(Dataset items)
********************
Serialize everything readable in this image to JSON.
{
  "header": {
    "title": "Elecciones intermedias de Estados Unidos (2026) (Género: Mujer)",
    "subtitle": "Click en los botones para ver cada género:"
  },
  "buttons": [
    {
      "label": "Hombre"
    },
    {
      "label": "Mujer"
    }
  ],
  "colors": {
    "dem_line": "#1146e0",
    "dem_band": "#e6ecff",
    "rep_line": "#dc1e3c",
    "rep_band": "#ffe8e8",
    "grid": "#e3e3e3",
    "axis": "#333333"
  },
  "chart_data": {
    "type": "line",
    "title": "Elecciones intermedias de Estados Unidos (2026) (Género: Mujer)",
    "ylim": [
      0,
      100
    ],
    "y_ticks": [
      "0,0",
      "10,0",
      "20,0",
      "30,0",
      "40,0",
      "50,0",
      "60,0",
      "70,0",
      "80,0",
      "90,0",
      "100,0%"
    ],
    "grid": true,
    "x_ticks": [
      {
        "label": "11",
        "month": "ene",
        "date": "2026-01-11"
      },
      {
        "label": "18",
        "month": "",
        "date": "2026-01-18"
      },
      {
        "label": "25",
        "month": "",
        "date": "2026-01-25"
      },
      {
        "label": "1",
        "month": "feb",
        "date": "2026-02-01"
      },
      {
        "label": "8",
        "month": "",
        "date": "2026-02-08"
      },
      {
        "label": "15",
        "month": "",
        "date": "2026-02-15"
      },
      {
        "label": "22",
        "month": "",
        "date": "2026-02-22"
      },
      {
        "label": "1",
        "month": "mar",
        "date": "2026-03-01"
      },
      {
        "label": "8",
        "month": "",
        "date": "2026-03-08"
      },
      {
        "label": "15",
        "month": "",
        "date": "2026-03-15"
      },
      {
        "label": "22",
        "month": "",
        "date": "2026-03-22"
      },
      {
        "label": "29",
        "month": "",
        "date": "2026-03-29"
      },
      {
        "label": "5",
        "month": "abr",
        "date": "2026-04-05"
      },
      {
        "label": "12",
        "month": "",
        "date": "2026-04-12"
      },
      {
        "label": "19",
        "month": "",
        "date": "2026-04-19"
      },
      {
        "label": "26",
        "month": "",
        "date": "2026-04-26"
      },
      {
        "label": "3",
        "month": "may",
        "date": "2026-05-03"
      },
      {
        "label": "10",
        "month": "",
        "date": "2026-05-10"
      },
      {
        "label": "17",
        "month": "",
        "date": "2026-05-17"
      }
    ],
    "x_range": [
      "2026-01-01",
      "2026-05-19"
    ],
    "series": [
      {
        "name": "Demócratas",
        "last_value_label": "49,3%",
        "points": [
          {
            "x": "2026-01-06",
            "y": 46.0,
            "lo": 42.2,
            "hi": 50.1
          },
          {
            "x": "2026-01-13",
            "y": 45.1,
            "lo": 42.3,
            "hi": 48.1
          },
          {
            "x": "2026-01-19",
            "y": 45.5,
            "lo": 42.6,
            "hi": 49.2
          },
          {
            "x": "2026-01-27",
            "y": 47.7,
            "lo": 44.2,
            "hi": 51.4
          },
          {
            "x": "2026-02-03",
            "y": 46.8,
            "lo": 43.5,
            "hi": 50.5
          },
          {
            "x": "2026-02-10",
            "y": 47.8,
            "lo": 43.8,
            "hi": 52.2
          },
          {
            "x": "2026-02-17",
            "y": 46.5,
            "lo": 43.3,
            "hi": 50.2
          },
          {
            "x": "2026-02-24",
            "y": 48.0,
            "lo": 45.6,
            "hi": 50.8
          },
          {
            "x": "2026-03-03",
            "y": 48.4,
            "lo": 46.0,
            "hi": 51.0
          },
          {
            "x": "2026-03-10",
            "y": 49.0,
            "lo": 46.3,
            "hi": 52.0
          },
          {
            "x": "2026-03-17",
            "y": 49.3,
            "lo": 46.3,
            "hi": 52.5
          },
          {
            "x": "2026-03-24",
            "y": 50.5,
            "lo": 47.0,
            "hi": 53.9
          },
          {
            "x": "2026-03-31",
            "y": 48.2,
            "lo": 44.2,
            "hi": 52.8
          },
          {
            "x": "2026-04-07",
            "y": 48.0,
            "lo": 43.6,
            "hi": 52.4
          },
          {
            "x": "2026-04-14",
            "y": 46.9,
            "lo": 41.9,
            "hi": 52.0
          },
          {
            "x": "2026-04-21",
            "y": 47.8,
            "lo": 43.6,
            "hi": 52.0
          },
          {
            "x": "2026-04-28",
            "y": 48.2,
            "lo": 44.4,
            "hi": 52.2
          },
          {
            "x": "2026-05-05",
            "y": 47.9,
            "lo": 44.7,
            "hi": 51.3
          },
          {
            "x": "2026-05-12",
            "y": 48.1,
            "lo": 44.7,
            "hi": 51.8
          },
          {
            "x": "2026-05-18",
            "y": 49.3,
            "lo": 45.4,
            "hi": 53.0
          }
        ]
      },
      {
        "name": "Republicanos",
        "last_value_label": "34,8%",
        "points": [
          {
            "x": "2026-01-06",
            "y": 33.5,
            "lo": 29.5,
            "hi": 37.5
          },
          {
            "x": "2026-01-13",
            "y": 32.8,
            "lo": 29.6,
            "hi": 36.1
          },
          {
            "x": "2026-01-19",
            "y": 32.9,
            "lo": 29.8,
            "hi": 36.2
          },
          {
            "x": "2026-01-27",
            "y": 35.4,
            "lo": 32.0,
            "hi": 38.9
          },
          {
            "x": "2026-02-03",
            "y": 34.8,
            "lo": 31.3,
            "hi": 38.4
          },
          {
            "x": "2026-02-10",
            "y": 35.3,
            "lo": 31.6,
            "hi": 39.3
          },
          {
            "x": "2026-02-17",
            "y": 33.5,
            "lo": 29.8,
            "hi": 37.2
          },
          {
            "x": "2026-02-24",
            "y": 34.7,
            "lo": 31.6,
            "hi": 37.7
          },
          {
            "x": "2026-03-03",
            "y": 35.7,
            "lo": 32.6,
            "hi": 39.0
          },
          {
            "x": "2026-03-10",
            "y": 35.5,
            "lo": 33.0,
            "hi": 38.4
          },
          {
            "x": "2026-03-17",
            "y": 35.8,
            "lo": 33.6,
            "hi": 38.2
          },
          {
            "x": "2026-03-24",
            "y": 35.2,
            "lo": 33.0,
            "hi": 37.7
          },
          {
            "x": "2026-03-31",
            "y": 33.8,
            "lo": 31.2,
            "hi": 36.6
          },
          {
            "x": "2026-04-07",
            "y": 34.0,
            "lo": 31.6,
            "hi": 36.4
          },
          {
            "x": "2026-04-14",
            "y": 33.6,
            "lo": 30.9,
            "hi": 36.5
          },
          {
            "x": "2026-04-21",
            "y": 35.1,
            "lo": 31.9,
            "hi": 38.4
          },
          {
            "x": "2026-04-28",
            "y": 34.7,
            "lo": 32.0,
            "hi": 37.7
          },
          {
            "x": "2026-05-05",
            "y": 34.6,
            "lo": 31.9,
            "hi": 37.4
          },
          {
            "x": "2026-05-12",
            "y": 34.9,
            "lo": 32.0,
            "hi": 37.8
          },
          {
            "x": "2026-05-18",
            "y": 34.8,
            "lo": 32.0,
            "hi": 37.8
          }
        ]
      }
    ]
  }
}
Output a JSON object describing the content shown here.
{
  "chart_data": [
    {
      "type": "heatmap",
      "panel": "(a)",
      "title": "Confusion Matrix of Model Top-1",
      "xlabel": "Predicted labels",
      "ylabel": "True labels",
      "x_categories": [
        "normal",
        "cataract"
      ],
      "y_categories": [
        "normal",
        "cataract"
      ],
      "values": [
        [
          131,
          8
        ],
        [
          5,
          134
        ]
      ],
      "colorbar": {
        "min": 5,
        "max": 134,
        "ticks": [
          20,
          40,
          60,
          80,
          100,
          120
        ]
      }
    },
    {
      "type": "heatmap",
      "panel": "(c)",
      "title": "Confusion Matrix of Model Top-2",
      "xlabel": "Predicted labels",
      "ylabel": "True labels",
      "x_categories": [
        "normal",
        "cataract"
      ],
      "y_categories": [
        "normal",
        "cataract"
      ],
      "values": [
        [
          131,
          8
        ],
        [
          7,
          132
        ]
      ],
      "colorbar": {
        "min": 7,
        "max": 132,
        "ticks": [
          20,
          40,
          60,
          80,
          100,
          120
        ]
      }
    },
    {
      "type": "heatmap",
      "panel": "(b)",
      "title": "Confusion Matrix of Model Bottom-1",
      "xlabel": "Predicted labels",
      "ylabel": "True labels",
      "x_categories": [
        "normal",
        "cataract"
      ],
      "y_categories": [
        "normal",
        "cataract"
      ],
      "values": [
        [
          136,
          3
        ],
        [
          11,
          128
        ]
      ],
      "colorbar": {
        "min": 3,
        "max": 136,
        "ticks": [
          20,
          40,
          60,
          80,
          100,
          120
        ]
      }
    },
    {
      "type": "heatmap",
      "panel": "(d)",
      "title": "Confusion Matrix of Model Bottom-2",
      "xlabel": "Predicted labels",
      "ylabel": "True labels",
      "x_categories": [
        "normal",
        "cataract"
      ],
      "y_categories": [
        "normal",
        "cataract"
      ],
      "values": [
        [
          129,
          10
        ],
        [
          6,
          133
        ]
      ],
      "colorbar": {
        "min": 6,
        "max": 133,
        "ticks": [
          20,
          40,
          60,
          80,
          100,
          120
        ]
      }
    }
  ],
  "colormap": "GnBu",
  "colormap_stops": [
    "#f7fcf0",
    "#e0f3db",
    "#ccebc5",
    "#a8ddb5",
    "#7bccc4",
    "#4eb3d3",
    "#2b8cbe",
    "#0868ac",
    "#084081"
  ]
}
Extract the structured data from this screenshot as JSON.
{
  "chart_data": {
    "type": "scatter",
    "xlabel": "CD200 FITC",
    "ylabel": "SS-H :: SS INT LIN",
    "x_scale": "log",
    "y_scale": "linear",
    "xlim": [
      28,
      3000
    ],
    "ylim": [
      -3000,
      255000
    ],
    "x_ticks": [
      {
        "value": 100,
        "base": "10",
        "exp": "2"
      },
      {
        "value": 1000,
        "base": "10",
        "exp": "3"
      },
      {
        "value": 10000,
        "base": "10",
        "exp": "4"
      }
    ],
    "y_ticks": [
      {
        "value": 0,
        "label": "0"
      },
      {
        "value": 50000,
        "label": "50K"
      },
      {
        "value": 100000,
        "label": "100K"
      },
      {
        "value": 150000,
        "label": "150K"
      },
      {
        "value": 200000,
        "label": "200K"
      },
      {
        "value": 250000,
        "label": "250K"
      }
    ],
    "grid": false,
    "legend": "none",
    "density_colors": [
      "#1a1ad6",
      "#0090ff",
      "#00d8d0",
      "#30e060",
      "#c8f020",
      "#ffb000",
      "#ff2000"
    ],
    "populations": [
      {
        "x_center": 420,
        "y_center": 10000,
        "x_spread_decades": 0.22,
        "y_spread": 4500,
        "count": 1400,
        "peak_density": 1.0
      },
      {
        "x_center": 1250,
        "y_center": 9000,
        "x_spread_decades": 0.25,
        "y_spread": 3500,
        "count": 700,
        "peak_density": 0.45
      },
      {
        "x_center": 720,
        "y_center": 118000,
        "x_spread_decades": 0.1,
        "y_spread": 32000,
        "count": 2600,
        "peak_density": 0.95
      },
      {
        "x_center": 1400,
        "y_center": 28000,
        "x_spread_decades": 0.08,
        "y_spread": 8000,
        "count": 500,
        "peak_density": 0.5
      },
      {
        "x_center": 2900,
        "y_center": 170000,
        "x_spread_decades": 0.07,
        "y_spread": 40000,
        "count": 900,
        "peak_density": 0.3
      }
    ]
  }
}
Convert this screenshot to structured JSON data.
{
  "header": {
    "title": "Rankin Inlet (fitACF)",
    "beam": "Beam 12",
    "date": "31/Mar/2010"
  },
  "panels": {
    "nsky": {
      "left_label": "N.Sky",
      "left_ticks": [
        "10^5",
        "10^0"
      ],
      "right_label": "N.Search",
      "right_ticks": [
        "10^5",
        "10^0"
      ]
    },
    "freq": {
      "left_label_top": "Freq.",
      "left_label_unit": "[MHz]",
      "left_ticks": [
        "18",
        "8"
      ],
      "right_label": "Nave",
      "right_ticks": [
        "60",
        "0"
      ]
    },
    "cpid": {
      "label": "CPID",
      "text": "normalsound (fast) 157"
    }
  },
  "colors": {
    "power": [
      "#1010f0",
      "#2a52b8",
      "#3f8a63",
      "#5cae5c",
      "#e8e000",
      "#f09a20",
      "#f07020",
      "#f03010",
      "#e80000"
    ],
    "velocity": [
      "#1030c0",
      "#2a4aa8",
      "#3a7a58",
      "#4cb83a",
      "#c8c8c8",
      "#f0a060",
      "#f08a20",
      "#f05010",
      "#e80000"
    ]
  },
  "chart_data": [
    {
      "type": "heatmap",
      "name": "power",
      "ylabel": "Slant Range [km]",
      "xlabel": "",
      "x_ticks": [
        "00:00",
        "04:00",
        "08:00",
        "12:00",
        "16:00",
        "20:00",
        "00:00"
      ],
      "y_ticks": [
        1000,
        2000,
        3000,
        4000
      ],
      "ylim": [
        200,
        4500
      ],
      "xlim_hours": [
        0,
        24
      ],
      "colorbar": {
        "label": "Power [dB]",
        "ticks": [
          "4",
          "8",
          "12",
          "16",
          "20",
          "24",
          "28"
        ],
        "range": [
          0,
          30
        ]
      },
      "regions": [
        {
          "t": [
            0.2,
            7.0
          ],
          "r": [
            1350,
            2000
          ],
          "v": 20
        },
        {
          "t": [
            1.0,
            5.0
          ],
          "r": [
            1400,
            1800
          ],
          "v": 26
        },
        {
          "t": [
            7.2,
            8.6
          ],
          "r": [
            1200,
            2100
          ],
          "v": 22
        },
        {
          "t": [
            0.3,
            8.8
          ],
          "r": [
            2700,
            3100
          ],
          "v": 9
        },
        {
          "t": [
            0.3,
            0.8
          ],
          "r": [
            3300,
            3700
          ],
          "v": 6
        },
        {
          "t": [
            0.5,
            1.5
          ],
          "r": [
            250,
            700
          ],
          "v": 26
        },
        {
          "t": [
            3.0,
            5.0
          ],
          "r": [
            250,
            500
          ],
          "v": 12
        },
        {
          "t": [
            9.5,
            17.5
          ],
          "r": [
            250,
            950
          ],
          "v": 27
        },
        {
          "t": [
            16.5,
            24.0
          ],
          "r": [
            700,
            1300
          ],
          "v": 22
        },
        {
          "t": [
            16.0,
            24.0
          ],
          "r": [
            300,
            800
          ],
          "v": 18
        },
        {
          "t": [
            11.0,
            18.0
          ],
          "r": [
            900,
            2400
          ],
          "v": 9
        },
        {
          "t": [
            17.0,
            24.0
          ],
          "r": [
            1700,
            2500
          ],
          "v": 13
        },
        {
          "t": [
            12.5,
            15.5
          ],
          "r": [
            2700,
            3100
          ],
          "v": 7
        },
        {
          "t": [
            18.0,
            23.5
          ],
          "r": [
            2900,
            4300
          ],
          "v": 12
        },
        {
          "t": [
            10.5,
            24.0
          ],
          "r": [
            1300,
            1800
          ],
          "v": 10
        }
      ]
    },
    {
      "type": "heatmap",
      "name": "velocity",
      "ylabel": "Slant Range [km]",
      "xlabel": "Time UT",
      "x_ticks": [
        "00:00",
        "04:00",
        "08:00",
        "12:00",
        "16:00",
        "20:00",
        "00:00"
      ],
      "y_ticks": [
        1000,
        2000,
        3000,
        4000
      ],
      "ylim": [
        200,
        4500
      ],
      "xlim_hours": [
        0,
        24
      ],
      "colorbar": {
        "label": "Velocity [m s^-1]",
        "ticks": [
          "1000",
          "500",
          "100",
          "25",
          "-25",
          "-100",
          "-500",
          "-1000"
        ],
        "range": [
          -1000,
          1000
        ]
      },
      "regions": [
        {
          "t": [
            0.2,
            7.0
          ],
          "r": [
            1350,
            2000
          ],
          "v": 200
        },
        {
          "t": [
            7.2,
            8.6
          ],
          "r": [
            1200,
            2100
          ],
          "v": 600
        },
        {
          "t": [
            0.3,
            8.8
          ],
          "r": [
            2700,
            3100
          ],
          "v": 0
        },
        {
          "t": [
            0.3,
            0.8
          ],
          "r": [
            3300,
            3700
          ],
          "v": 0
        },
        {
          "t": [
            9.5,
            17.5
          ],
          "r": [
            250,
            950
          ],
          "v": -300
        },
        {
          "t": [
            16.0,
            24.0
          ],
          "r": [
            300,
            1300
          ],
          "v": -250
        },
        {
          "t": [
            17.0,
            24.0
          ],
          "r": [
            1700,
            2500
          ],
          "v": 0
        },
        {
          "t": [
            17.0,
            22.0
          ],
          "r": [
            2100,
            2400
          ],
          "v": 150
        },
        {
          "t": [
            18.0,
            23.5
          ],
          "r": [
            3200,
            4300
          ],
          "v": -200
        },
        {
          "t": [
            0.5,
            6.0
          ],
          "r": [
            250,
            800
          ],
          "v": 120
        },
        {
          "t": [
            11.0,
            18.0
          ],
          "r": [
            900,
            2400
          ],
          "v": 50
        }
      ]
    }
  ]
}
********************
Which lines above hold the word "count"? Copy each of them.

        "count": 1400,
        "count": 700,
        "count": 2600,
        "count": 500,
        "count": 900,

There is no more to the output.